● WORK INSTRUCTIONS
Locate every line in the records below that contains the word "Over", and copy each one.

● TASK INPUT

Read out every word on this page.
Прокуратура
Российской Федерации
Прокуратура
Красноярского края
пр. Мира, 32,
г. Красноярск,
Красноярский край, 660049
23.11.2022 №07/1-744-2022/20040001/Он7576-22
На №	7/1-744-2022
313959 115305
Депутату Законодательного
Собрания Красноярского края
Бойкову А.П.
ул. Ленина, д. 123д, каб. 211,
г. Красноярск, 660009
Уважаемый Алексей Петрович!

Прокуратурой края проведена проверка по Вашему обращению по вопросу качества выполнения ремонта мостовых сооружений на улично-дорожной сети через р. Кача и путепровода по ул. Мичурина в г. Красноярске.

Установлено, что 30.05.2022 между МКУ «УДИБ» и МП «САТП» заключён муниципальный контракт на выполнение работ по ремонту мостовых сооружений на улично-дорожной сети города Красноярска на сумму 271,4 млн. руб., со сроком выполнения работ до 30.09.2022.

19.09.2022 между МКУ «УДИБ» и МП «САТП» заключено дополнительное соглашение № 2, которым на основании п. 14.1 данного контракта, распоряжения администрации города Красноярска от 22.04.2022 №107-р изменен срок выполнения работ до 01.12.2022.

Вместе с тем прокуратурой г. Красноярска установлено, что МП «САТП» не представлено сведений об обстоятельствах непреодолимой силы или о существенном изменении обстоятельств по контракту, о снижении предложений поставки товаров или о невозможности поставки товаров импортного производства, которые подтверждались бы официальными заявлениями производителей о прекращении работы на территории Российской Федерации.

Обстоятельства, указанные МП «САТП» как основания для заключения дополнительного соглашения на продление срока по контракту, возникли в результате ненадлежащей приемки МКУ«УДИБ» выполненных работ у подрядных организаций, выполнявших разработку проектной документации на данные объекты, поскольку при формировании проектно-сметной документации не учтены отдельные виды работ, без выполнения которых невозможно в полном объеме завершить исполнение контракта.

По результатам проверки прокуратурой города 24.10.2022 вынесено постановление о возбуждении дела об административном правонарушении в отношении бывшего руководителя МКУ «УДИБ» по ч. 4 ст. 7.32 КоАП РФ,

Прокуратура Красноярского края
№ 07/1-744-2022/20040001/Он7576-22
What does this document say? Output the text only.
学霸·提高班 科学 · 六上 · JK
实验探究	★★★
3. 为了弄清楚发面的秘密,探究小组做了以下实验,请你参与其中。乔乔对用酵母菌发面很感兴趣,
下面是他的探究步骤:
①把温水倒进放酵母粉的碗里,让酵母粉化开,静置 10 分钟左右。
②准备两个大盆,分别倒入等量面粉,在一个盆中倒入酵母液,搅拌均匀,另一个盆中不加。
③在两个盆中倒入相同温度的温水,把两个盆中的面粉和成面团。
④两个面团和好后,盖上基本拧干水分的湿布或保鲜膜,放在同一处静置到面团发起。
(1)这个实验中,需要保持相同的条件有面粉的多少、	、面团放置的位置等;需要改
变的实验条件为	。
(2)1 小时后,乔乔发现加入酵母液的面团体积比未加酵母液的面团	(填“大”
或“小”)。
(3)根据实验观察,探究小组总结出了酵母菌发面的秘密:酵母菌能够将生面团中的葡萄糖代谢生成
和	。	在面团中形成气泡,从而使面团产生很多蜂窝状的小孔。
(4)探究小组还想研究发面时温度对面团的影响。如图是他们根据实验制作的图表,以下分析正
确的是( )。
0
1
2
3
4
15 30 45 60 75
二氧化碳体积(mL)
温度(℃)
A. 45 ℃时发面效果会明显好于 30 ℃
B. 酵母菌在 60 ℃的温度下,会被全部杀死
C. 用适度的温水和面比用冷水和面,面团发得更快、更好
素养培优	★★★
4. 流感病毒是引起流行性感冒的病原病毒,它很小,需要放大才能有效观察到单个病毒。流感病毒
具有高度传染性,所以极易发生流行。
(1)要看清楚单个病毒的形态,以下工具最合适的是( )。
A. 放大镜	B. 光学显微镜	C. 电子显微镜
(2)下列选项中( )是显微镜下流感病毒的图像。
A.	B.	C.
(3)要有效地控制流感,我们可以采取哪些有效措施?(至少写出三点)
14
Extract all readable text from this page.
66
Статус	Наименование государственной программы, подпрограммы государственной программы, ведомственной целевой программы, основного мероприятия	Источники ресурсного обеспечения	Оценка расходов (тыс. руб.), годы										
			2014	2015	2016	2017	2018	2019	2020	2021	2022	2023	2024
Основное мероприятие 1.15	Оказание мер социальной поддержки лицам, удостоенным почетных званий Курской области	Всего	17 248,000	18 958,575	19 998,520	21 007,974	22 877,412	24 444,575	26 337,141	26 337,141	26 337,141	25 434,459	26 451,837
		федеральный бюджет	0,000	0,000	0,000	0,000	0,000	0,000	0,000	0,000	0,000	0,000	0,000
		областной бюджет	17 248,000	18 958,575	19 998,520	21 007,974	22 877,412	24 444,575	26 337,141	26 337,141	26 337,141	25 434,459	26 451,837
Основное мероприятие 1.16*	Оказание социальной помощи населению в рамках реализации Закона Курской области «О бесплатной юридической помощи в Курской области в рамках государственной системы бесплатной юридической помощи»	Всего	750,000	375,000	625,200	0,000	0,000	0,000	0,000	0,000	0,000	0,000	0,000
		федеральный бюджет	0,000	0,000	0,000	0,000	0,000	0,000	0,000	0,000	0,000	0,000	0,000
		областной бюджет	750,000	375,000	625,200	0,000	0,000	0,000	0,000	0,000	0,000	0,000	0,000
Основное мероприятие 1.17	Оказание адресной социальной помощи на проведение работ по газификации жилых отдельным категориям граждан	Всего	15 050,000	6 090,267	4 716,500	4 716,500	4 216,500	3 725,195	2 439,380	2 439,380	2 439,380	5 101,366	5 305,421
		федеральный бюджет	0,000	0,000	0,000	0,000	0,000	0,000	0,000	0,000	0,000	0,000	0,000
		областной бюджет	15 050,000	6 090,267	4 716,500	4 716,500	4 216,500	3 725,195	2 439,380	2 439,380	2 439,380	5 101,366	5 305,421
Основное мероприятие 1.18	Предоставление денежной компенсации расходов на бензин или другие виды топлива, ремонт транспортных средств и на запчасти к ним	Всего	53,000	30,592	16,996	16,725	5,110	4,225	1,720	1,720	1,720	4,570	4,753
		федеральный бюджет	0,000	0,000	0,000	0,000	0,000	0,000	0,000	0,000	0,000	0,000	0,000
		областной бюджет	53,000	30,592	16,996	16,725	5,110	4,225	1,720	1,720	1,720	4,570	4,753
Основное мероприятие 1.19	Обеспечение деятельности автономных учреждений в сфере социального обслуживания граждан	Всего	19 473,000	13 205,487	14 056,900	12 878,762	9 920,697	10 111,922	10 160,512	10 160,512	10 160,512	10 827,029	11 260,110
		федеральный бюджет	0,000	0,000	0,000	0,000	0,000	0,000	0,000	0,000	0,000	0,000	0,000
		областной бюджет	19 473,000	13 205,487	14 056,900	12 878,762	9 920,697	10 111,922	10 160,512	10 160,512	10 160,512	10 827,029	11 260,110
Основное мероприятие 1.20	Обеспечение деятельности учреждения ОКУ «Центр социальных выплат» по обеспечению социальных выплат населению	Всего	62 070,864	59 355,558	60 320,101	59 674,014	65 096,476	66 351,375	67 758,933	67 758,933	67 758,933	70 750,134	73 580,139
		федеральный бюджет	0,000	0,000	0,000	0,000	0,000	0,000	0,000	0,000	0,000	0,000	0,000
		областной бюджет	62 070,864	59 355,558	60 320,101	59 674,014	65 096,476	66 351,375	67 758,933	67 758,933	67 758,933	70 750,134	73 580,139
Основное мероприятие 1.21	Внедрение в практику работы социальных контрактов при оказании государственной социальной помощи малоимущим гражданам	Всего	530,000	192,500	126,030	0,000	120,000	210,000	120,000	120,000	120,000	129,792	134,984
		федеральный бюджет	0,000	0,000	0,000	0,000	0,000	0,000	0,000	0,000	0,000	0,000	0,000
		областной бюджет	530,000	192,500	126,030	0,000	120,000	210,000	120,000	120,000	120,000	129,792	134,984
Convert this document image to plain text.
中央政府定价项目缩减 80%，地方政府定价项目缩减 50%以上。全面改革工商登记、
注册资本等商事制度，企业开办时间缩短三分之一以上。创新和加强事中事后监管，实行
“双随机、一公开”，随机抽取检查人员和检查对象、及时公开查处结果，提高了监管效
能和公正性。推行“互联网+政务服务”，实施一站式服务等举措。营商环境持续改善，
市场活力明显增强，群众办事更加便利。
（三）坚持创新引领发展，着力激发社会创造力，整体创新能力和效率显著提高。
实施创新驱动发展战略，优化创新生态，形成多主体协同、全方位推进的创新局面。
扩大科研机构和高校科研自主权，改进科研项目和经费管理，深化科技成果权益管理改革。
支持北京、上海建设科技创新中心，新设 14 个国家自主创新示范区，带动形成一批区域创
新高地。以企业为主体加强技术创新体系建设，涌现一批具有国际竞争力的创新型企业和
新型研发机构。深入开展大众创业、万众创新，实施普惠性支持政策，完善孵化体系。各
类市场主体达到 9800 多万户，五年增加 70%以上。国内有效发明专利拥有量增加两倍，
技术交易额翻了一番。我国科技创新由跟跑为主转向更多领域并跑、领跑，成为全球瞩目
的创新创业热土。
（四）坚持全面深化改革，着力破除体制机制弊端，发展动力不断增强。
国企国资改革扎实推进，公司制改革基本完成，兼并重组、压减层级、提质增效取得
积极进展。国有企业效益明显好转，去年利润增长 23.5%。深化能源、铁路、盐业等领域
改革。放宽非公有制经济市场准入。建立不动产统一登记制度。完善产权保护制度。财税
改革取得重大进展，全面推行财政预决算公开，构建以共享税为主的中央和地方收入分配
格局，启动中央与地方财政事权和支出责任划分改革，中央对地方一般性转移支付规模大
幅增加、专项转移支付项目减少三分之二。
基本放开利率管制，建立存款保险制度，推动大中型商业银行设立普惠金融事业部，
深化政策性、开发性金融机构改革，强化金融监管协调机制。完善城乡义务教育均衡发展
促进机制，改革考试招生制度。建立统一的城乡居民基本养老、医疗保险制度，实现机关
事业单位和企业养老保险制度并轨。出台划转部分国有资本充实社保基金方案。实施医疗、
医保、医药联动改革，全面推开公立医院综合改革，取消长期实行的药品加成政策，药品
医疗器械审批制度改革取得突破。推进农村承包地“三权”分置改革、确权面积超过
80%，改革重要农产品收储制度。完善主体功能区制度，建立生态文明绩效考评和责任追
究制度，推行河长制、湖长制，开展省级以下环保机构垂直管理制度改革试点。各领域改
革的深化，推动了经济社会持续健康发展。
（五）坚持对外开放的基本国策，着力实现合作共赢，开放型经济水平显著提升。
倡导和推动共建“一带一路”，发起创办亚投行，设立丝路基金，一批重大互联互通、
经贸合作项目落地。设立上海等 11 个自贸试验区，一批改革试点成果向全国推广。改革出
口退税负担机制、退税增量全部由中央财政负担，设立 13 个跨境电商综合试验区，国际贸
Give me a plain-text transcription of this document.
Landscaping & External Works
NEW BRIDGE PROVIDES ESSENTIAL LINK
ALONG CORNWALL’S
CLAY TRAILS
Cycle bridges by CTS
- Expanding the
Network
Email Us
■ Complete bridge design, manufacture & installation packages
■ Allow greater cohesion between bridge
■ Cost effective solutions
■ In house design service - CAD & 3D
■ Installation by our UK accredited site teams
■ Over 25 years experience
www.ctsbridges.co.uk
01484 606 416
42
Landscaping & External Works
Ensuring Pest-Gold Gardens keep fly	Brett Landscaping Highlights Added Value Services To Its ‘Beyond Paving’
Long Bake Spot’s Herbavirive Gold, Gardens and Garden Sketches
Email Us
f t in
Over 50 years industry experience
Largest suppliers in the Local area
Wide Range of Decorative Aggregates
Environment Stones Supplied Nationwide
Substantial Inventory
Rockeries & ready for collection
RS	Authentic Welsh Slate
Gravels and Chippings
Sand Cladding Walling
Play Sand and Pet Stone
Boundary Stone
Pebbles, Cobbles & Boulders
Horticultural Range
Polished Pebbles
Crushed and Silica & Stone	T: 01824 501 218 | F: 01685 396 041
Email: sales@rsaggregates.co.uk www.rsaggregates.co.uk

● SOLUTION FOR THIS PROBLEM
■ Over 25 years experience
Over 50 years industry experience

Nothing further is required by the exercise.